> [Description of the task] Copy every line, leaving nothing out and adding nothing.

> [Available records]
= = = =

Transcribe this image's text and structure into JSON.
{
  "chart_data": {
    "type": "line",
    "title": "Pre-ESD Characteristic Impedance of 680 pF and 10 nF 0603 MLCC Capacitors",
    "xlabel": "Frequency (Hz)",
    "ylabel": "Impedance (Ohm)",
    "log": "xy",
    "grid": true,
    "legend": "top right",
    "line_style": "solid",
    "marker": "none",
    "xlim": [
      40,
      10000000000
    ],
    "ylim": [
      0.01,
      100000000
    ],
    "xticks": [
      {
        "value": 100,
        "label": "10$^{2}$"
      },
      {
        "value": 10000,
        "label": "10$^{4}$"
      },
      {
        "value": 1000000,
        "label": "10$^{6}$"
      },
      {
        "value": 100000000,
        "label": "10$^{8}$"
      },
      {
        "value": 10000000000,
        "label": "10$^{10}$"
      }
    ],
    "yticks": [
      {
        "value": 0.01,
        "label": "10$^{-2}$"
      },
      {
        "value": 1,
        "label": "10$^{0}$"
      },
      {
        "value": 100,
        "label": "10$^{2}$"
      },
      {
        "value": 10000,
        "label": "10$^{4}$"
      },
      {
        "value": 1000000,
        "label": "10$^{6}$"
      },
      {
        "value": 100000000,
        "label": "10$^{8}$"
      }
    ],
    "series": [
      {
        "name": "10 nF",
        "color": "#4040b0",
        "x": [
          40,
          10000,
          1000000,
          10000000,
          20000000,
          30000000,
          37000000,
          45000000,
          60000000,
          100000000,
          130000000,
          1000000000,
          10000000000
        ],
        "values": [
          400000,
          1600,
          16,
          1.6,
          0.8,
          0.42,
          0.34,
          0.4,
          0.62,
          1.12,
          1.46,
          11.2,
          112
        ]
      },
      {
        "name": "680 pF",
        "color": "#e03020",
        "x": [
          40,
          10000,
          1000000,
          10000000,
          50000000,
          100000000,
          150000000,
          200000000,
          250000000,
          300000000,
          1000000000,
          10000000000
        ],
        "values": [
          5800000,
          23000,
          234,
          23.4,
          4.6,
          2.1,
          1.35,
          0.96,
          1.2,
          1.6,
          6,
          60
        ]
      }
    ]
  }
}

= = = =

> [Written solution]
Transcribe this image's text and structure into JSON.
{
  "chart_data": {
    "type": "line",
    "title": "Pre-ESD Characteristic Impedance of 680 pF and 10 nF 0603 MLCC Capacitors",
    "xlabel": "Frequency (Hz)",
    "ylabel": "Impedance (Ohm)",
    "log": "xy",
    "grid": true,
    "legend": "top right",
    "line_style": "solid",
    "marker": "none",
    "xlim": [
      40,
      10000000000
    ],
    "ylim": [
      0.01,
      100000000
    ],
    "xticks": [
      {
        "value": 100,
        "label": "10$^{2}$"
      },
      {
        "value": 10000,
        "label": "10$^{4}$"
      },
      {
        "value": 1000000,
        "label": "10$^{6}$"
      },
      {
        "value": 100000000,
        "label": "10$^{8}$"
      },
      {
        "value": 10000000000,
        "label": "10$^{10}$"
      }
    ],
    "yticks": [
      {
        "value": 0.01,
        "label": "10$^{-2}$"
      },
      {
        "value": 1,
        "label": "10$^{0}$"
      },
      {
        "value": 100,
        "label": "10$^{2}$"
      },
      {
        "value": 10000,
        "label": "10$^{4}$"
      },
      {
        "value": 1000000,
        "label": "10$^{6}$"
      },
      {
        "value": 100000000,
        "label": "10$^{8}$"
      }
    ],
    "series": [
      {
        "name": "10 nF",
        "color": "#4040b0",
        "x": [
          40,
          10000,
          1000000,
          10000000,
          20000000,
          30000000,
          37000000,
          45000000,
          60000000,
          100000000,
          130000000,
          1000000000,
          10000000000
        ],
        "values": [
          400000,
          1600,
          16,
          1.6,
          0.8,
          0.42,
          0.34,
          0.4,
          0.62,
          1.12,
          1.46,
          11.2,
          112
        ]
      },
      {
        "name": "680 pF",
        "color": "#e03020",
        "x": [
          40,
          10000,
          1000000,
          10000000,
          50000000,
          100000000,
          150000000,
          200000000,
          250000000,
          300000000,
          1000000000,
          10000000000
        ],
        "values": [
          5800000,
          23000,
          234,
          23.4,
          4.6,
          2.1,
          1.35,
          0.96,
          1.2,
          1.6,
          6,
          60
        ]
      }
    ]
  }
}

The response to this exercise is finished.